Exercise passage ::
========

- Despite 2017 Hurricanes, National Mortgage Delinquency Rate Fell Year Over Year
- February Foreclosure Rate Declined 0.2 Percentage Points Year Over Year
- Early-Stage Delinquency Rates Were Flat from February a Year Ago
CoreLogic® released its monthly Loan Performance Insights Report, which shows that, nationally, 4.8 percent of mortgages were in some stage of delinquency (30 days or more past due, including those in foreclosure) in February 2018. This represents a 0.2 percentage point decline in the overall delinquency rate, compared with February 2017 when it was 5 percent.
As of February 2018, the foreclosure inventory rate—which measures the share of mortgages in some stage of the foreclosure process—was 0.6 percent, down 0.2 percentage points from 0.8 percent in February 2017. Since August 2017, the foreclosure inventory rate has been steady at 0.6 percent, the lowest level since June 2007, when it was also 0.6 percent. The February 2018 foreclosure inventory rate was the lowest for February in 11 years; it was also 0.6 percent in February 2007.
Measuring early-stage delinquency rates is essential for analyzing the health of the mortgage market. To monitor mortgage performance comprehensively, CoreLogic examines all stages of delinquency, as well as transition rates, which indicate the percentage of mortgages is moving from one stage of delinquency to the next.
The rate for early-stage delinquencies (defined as 30-59 days past due) was 2.1 percent in February 2018, up from 2 percent in January 2018 and unchanged from February 2017. The share of mortgages that were 60-89 days past due in February 2018 was 0.7 percent, down from 0.8 percent in January 2018 and unchanged 0.7 percent in February 2017. The serious delinquency rate (defined as 90 days or more past due, including loans in foreclosure) was 2.1 percent in February 2018, unchanged from January 2018 and down from 2.2 percent in February 2017. The February 2018 serious delinquency rate was the lowest for February since February 2007, when it was 1.6 percent.
“Last year’s hurricanes continue to affect loan performance in affected markets, showing up in statewide data,” said Dr. Frank Nothaft, chief economist for CoreLogic. “Serious delinquency rates in February were 50 percent higher than in August 2017 in Texas, and nearly double in Florida, even though the wind and flood damage was primarily in coastal markets. In Puerto Rico, the damage was widespread. Serious delinquency rates were up five-fold over the August-to-February period, with a significant increase in all metropolitan areas there.”
Since early-stage delinquencies can be volatile, CoreLogic also analyzes transition rates. The share of mortgages that transitioned from current to 30 days past due was 0.9 percent in February 2018, up from 0.8 percent in January 2018 and down from 1 percent in February 2017. By comparison, in January 2007, just before the start of the financial crisis, the current- to 30-day transition rate was 1.2 percent, while it peaked in November 2008 at 2 percent.
“Overall delinquency rates fell in the U.S. over the past year, driven by a long run of stringent underwriting, higher employment and wages,” said Frank Martell, president and CEO of CoreLogic. “At the same time, our CoreLogic U.S. Home Price Index (HPI) showed a 6.4 percent increase in home-price appreciation for the 12 months, which ended in February 2018. These factors bode well for the fortunes of both homeowners and mortgage servicers.”

========

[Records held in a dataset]
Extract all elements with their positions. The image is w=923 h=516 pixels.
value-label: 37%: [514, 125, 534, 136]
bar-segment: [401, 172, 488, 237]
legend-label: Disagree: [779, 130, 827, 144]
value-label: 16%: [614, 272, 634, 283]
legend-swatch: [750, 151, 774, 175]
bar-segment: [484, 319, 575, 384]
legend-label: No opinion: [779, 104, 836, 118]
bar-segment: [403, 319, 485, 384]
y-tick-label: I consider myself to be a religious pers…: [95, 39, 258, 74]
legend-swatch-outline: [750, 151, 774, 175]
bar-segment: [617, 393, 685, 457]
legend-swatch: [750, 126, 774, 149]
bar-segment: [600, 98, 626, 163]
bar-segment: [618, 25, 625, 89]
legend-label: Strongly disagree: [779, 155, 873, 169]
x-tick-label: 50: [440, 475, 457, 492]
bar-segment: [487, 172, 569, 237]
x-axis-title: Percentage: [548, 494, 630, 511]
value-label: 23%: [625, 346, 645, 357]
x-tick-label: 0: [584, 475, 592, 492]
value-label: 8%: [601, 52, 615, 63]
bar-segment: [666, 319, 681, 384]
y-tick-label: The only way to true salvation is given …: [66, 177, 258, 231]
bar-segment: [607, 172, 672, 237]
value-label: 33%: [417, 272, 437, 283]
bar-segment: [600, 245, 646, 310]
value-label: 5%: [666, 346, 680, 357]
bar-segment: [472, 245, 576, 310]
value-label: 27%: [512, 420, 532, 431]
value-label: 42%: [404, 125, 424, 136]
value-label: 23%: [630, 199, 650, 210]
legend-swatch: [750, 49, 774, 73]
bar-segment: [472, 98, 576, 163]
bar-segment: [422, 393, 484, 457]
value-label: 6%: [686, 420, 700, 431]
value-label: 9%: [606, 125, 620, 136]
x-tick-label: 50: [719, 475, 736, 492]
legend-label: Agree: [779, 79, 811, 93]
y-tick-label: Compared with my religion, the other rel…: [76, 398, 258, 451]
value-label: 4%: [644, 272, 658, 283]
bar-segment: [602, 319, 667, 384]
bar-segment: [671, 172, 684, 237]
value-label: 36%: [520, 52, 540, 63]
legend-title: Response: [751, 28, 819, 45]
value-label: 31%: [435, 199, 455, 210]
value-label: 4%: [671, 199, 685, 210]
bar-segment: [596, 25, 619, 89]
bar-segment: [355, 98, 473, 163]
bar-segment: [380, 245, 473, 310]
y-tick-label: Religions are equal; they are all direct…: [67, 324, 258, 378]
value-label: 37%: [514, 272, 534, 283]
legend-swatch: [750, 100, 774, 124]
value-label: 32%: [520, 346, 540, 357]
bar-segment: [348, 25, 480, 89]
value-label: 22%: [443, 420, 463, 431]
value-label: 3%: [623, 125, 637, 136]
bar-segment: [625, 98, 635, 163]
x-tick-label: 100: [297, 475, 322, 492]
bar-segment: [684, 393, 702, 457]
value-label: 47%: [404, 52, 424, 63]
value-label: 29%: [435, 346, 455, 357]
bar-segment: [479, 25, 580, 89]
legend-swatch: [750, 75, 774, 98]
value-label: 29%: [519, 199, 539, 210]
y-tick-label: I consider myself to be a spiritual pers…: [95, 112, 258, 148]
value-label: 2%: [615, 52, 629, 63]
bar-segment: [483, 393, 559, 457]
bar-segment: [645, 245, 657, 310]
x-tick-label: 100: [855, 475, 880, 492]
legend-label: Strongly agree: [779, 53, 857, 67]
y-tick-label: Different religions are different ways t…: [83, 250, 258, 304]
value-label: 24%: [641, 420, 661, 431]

========

Work task 1 :: Rewrite the mortgage delinquency report from "Measuring early-stage delinquency" up to and including "to the next.", substituting "thoroughly" for "comprehensively".
Work task 2 :: According to the mortgage delinquency report, what was the foreclosure inventory rate in February 2018?
The data have no role in this exercise.

Answer area 1 ::
Measuring early-stage delinquency rates is essential for analyzing the health of the mortgage market. To monitor mortgage performance thoroughly, CoreLogic examines all stages of delinquency, as well as transition rates, which indicate the percentage of mortgages is moving from one stage of delinquency to the next.

Answer area 2 :: 0.6 percent